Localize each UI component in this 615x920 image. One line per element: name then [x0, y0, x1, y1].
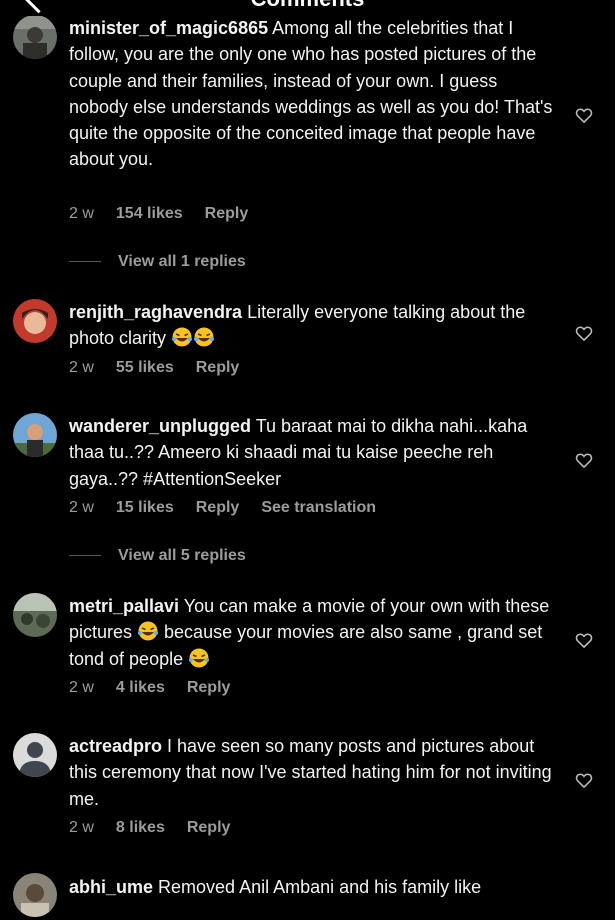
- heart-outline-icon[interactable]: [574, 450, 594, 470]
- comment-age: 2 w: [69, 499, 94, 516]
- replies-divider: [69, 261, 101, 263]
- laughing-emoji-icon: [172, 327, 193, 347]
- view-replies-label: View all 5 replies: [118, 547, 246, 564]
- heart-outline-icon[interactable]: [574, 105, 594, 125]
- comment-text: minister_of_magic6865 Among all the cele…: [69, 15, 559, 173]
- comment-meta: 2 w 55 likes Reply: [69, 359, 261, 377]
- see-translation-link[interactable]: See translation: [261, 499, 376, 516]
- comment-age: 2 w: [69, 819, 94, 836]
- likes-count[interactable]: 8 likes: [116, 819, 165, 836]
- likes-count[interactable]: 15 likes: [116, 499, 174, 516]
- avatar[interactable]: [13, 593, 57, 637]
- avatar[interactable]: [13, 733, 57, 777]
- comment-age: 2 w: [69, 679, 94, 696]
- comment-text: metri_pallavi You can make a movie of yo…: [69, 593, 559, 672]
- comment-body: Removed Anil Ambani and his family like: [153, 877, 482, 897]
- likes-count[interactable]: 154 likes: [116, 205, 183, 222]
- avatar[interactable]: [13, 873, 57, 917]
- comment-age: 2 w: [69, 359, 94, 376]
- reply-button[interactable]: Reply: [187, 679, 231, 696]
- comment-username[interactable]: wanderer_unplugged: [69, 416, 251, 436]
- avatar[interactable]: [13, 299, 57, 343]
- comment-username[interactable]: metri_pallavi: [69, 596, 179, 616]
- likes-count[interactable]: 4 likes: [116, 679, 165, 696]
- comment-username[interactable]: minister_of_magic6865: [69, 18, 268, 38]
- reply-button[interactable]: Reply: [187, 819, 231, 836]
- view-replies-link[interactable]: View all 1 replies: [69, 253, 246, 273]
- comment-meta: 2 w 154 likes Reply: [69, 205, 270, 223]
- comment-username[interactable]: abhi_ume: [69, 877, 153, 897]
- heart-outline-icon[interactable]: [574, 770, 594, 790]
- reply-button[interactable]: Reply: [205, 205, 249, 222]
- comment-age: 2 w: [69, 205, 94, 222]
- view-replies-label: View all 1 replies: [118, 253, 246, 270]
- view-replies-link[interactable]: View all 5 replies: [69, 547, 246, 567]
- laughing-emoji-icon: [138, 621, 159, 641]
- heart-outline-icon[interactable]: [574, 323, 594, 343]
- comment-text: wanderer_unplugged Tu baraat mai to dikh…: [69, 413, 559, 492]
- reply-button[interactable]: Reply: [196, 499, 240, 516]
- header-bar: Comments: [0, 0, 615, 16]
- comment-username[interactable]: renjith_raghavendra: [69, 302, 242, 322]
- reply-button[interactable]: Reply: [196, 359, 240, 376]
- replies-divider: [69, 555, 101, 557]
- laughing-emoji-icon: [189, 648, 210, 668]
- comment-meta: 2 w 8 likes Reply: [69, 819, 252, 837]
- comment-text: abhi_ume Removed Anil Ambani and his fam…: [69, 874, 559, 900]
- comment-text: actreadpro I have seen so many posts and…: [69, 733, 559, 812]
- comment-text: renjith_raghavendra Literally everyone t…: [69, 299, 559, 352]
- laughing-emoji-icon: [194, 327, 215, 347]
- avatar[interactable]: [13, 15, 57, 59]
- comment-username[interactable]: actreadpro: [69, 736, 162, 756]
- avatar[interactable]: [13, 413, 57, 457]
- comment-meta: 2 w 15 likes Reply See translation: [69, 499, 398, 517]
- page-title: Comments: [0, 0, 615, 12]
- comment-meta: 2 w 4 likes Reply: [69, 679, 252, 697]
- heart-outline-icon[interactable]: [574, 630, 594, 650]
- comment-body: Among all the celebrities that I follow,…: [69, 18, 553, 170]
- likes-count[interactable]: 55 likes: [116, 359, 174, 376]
········
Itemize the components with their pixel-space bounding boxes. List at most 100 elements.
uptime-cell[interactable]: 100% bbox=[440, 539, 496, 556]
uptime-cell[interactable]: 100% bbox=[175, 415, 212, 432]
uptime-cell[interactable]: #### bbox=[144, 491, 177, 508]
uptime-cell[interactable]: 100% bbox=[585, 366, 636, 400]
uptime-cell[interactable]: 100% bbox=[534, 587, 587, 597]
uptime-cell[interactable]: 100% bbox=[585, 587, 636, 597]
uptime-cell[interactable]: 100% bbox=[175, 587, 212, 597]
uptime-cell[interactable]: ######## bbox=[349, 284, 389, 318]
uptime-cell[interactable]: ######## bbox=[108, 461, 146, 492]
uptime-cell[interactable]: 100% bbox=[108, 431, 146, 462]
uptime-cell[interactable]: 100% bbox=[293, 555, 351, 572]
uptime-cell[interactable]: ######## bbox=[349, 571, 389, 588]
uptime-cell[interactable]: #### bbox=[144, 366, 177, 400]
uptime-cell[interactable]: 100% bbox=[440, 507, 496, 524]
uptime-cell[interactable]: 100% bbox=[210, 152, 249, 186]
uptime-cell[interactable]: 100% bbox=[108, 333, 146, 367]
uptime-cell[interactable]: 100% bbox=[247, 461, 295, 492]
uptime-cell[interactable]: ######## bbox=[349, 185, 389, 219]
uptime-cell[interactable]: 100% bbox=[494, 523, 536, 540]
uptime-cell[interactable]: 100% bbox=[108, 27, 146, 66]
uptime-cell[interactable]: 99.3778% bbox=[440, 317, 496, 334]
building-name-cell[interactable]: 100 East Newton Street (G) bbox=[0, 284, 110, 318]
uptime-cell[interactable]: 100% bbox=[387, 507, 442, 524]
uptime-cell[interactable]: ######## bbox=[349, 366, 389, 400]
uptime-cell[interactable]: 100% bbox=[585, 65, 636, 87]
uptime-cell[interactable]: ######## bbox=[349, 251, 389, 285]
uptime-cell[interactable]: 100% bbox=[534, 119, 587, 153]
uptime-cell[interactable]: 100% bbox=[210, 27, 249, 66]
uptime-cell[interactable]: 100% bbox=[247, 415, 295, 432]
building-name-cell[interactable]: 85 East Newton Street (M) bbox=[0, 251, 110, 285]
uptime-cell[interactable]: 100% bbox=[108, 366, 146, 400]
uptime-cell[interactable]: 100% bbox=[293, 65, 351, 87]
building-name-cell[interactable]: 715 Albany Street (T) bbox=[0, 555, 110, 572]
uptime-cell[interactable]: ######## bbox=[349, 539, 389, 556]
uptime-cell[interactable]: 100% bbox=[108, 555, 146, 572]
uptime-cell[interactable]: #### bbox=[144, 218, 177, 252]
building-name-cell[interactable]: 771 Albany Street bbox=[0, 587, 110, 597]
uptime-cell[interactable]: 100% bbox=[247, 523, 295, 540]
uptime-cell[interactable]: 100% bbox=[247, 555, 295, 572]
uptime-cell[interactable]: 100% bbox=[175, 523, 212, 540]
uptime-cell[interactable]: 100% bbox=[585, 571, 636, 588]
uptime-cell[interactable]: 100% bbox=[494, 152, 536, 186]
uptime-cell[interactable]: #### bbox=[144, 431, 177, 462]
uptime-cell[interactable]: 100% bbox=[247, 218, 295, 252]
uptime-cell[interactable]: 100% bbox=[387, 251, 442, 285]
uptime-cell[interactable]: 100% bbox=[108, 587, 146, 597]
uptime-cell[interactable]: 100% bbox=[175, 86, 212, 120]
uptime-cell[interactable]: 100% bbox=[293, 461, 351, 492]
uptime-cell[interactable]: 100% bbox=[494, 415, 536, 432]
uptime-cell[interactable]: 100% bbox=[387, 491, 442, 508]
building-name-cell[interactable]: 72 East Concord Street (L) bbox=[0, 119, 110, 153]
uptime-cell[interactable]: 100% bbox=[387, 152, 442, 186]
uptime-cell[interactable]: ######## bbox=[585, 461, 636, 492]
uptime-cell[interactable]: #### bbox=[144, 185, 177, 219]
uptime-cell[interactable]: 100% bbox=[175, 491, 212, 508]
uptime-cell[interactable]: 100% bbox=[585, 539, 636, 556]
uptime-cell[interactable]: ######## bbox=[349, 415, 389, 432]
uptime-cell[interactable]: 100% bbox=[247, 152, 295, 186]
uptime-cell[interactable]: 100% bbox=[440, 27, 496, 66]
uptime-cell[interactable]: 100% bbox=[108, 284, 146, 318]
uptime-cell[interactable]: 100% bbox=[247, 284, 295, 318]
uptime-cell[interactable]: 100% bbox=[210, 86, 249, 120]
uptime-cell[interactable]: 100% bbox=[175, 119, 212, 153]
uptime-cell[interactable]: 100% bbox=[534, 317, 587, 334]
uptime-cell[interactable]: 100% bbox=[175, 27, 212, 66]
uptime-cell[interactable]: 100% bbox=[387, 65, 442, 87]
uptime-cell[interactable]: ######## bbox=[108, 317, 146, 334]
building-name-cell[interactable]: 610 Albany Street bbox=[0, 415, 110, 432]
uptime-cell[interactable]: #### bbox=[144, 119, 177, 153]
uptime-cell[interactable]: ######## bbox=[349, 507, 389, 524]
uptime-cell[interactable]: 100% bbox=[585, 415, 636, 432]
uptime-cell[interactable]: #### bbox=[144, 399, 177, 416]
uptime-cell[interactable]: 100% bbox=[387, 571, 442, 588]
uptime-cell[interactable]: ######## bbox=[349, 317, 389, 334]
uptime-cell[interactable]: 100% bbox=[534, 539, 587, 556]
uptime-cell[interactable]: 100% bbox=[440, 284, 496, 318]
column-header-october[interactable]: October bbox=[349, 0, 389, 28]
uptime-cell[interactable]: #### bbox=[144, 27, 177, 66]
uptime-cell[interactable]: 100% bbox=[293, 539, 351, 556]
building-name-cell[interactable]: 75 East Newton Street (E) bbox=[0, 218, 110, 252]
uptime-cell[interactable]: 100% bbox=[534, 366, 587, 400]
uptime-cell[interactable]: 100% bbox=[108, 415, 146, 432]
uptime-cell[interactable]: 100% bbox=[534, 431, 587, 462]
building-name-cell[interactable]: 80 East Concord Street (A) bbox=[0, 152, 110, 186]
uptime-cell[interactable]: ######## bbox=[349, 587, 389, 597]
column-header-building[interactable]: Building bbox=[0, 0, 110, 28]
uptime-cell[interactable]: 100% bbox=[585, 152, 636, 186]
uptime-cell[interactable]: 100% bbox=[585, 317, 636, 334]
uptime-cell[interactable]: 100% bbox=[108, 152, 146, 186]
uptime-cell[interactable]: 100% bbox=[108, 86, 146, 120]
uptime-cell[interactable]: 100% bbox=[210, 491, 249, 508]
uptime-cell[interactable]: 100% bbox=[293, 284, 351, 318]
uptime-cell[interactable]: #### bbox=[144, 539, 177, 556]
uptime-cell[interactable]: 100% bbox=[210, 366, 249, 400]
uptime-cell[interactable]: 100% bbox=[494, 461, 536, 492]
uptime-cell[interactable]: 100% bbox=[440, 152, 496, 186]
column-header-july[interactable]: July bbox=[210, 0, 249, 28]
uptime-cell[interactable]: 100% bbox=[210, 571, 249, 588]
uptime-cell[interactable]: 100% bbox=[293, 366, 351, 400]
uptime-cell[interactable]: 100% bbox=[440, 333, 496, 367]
········
_Aim_
Write out, unchanged, the lines of the records from the one containing "- heart-outline-icon[interactable]: [574, 450, 594, 470]" through the one containing "- comment-text: minister_of_magic6865".

_Written answer_
- heart-outline-icon[interactable]: [574, 450, 594, 470]
- comment-age: 2 w: [69, 499, 94, 516]
- replies-divider: [69, 261, 101, 263]
- laughing-emoji-icon: [172, 327, 193, 347]
- view-replies-label: View all 5 replies: [118, 547, 246, 564]
- heart-outline-icon[interactable]: [574, 105, 594, 125]
- comment-text: minister_of_magic6865 Among all the cele…: [69, 15, 559, 173]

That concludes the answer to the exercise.